# Required work
Copy out every record below, word for word.

# Information shown
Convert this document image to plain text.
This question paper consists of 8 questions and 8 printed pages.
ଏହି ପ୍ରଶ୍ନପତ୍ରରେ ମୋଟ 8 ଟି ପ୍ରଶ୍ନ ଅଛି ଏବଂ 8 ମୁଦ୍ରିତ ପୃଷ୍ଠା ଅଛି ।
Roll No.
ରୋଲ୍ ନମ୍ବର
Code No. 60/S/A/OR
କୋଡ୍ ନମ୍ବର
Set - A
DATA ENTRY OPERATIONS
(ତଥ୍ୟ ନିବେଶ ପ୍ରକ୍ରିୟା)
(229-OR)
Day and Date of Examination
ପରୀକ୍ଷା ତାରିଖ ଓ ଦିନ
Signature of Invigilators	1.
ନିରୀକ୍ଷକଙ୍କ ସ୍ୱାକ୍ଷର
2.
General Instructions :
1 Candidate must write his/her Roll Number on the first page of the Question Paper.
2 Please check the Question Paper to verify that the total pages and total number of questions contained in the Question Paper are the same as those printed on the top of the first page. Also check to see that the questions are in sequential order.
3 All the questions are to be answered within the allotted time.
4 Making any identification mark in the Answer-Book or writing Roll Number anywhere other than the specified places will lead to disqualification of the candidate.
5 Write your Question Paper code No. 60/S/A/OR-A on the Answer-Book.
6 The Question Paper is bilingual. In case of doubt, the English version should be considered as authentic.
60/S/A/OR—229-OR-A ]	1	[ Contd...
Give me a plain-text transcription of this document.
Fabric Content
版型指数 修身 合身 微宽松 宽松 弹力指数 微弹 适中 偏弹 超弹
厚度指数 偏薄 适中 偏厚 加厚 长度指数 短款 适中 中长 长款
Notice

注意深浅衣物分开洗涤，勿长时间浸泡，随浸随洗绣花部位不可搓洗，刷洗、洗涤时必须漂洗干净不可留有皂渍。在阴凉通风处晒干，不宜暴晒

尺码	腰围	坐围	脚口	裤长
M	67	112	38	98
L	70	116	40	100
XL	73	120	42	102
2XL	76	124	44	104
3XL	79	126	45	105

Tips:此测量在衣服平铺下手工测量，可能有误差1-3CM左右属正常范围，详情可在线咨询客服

# The response
Convert this document image to plain text.
This question paper consists of 8 questions and 8 printed pages.
ଏହି ପ୍ରଶ୍ନପତ୍ରରେ ମୋଟ 8 ଟି ପ୍ରଶ୍ନ ଅଛି ଏବଂ 8 ମୁଦ୍ରିତ ପୃଷ୍ଠା ଅଛି ।
Roll No.
ରୋଲ୍ ନମ୍ବର
Code No. 60/S/A/OR
କୋଡ୍ ନମ୍ବର
Set - A
DATA ENTRY OPERATIONS
(ତଥ୍ୟ ନିବେଶ ପ୍ରକ୍ରିୟା)
(229-OR)
Day and Date of Examination
ପରୀକ୍ଷା ତାରିଖ ଓ ଦିନ
Signature of Invigilators	1.
ନିରୀକ୍ଷକଙ୍କ ସ୍ୱାକ୍ଷର
2.
General Instructions :
1 Candidate must write his/her Roll Number on the first page of the Question Paper.
2 Please check the Question Paper to verify that the total pages and total number of questions contained in the Question Paper are the same as those printed on the top of the first page. Also check to see that the questions are in sequential order.
3 All the questions are to be answered within the allotted time.
4 Making any identification mark in the Answer-Book or writing Roll Number anywhere other than the specified places will lead to disqualification of the candidate.
5 Write your Question Paper code No. 60/S/A/OR-A on the Answer-Book.
6 The Question Paper is bilingual. In case of doubt, the English version should be considered as authentic.
60/S/A/OR—229-OR-A ]	1	[ Contd...
Give me a plain-text transcription of this document.
Fabric Content
版型指数 修身 合身 微宽松 宽松 弹力指数 微弹 适中 偏弹 超弹
厚度指数 偏薄 适中 偏厚 加厚 长度指数 短款 适中 中长 长款
Notice

注意深浅衣物分开洗涤，勿长时间浸泡，随浸随洗绣花部位不可搓洗，刷洗、洗涤时必须漂洗干净不可留有皂渍。在阴凉通风处晒干，不宜暴晒

尺码	腰围	坐围	脚口	裤长
M	67	112	38	98
L	70	116	40	100
XL	73	120	42	102
2XL	76	124	44	104
3XL	79	126	45	105

Tips:此测量在衣服平铺下手工测量，可能有误差1-3CM左右属正常范围，详情可在线咨询客服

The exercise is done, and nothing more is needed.